(TASK TO CARRY OUT): How many of the lines here include "развеселился"? Answer with a single number.

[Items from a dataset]
|---|
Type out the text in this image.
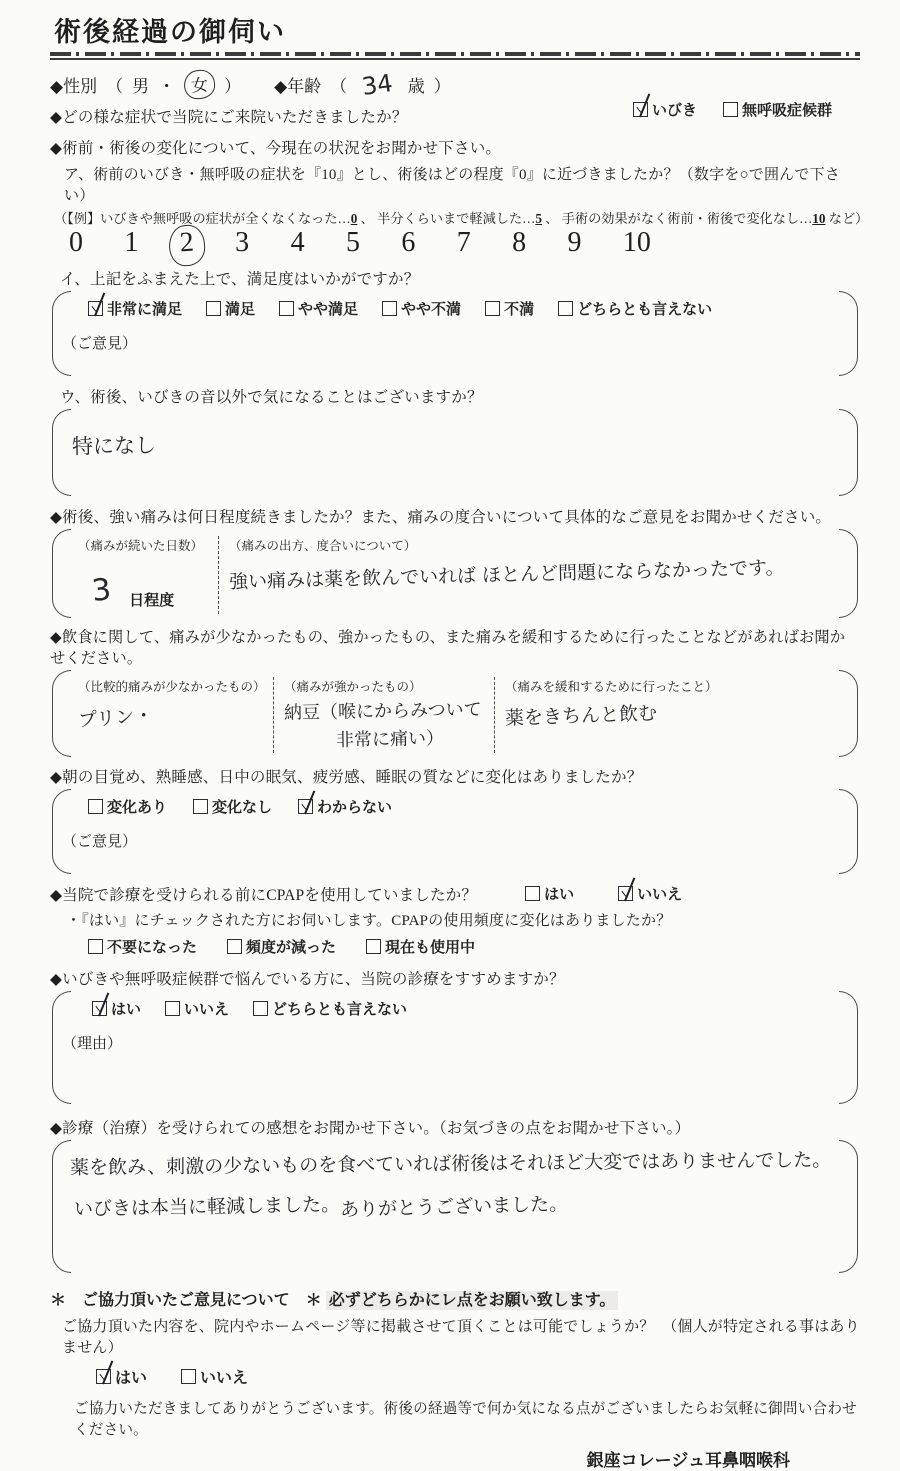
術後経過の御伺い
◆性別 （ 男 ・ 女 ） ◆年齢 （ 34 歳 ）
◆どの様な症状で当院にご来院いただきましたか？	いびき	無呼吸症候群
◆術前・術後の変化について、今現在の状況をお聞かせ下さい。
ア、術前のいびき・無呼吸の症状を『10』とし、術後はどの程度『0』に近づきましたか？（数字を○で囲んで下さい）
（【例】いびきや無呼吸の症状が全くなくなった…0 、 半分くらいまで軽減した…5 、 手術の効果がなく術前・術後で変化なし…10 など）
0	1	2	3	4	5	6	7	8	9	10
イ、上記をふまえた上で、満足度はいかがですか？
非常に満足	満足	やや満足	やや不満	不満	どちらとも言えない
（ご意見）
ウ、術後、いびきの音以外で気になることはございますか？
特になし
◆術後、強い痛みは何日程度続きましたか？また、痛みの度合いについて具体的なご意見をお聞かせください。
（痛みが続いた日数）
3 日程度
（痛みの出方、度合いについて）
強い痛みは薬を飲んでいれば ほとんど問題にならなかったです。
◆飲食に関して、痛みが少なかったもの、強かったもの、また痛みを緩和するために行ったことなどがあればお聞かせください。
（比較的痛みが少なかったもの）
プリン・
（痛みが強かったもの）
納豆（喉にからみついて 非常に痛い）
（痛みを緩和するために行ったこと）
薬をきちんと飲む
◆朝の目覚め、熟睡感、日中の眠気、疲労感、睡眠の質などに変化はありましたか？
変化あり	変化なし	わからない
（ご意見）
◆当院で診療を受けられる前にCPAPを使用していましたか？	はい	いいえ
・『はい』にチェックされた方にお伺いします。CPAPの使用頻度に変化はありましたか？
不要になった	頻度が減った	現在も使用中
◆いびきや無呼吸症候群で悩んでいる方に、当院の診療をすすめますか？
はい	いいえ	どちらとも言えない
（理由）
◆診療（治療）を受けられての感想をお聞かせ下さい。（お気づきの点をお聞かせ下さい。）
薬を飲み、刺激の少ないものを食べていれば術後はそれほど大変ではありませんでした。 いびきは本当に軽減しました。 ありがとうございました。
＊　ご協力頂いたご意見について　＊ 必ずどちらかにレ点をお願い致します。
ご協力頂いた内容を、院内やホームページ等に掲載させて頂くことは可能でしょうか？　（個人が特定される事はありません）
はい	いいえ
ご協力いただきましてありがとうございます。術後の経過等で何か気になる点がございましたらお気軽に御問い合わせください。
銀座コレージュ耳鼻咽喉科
|---|
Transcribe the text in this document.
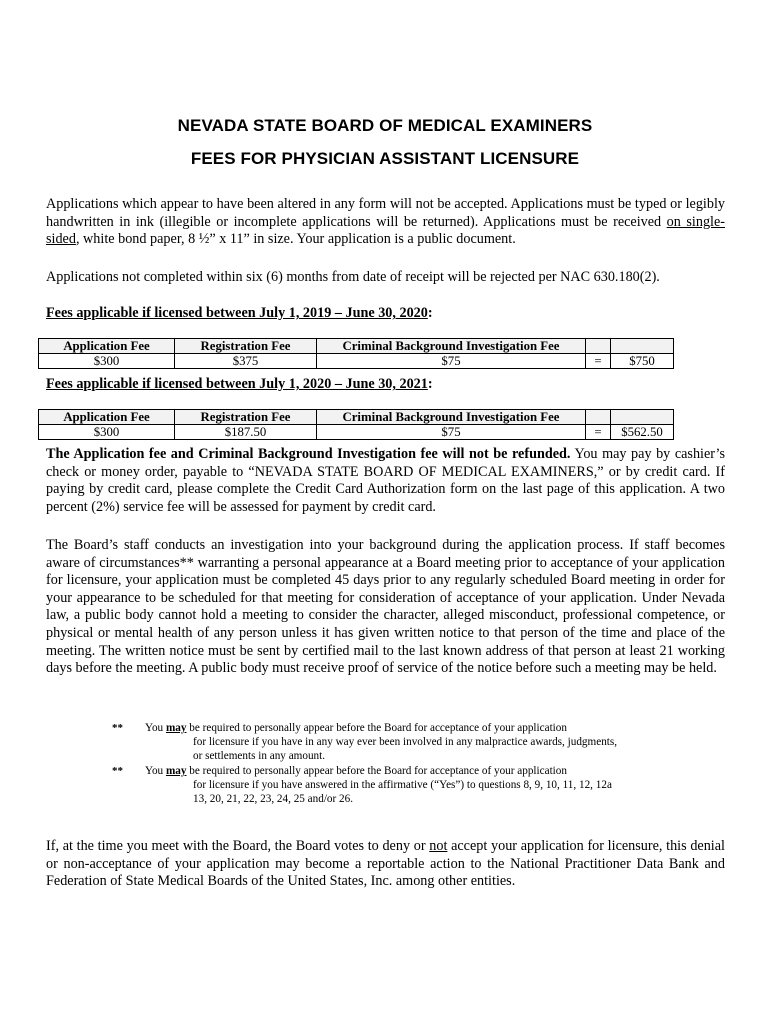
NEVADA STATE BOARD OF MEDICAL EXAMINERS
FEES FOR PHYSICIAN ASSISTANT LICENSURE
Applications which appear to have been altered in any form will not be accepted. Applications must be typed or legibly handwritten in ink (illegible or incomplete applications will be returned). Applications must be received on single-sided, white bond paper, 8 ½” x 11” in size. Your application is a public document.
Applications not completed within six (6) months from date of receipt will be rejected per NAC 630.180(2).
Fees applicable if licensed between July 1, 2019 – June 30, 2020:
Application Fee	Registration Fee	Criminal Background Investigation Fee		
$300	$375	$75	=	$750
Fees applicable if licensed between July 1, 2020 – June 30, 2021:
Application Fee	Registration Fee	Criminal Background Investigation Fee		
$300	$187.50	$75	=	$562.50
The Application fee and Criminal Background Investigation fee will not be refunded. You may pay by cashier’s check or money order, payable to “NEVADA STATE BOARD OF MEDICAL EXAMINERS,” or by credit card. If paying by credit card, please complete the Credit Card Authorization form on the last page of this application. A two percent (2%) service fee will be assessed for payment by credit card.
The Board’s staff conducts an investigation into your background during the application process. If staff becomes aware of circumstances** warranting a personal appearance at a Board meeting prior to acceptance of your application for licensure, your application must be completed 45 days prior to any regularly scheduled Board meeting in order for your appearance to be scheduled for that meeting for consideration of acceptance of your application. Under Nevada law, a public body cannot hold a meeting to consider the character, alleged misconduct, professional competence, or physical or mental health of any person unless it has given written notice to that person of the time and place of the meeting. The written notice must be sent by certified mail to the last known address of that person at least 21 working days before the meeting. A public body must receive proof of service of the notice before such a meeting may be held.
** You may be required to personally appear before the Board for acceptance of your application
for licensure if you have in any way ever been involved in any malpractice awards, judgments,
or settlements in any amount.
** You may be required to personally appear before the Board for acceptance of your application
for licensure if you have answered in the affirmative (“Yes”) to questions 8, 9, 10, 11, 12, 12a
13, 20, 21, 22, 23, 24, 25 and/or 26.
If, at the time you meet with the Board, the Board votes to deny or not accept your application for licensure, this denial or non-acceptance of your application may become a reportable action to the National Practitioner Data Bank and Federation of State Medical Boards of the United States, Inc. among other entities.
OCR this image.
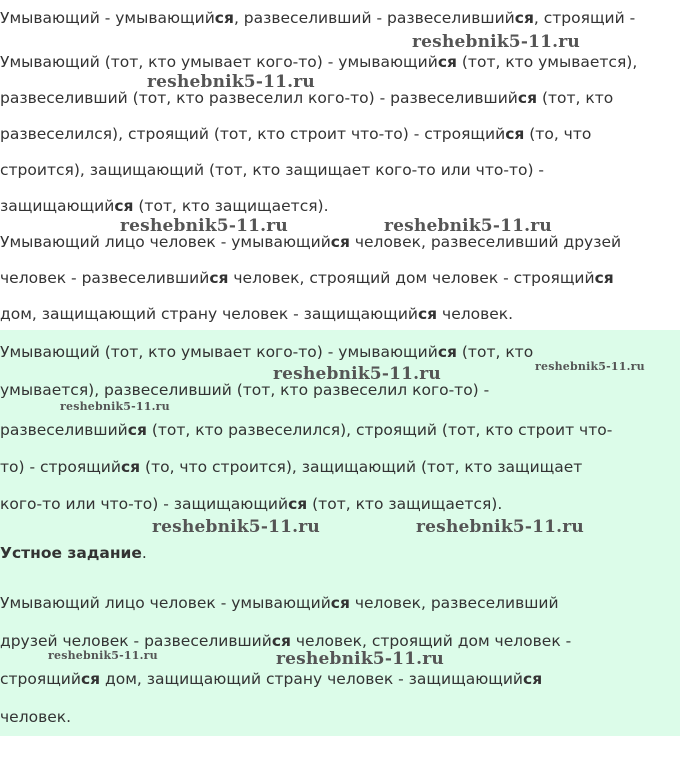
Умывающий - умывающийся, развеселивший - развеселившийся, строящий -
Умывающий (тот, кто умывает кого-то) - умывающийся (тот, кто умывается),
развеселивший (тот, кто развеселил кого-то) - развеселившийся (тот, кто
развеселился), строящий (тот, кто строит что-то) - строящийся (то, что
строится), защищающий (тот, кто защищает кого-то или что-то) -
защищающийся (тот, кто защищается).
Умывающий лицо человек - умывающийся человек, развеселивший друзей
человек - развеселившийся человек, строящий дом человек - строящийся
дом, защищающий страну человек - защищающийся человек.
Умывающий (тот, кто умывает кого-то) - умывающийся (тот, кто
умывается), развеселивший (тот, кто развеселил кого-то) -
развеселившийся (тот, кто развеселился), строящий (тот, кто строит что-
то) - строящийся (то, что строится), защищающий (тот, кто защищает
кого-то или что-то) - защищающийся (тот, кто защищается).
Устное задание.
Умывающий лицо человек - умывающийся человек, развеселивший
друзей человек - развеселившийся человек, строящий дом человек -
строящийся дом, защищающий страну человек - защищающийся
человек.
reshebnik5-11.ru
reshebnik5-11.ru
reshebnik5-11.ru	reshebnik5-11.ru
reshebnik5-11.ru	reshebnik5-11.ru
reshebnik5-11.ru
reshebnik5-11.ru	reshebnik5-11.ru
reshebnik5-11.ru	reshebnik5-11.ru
|---|
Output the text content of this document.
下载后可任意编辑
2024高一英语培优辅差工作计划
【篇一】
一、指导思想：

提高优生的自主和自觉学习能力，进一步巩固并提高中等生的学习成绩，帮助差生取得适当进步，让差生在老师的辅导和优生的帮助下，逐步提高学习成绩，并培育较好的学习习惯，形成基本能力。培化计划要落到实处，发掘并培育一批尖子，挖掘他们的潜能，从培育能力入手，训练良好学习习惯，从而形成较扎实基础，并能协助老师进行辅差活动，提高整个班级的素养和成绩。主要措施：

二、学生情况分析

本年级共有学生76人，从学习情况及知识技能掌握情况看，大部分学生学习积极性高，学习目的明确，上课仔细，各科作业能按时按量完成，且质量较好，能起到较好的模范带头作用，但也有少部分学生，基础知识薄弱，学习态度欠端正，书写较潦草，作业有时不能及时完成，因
|---|
(FINISHED TASK): 2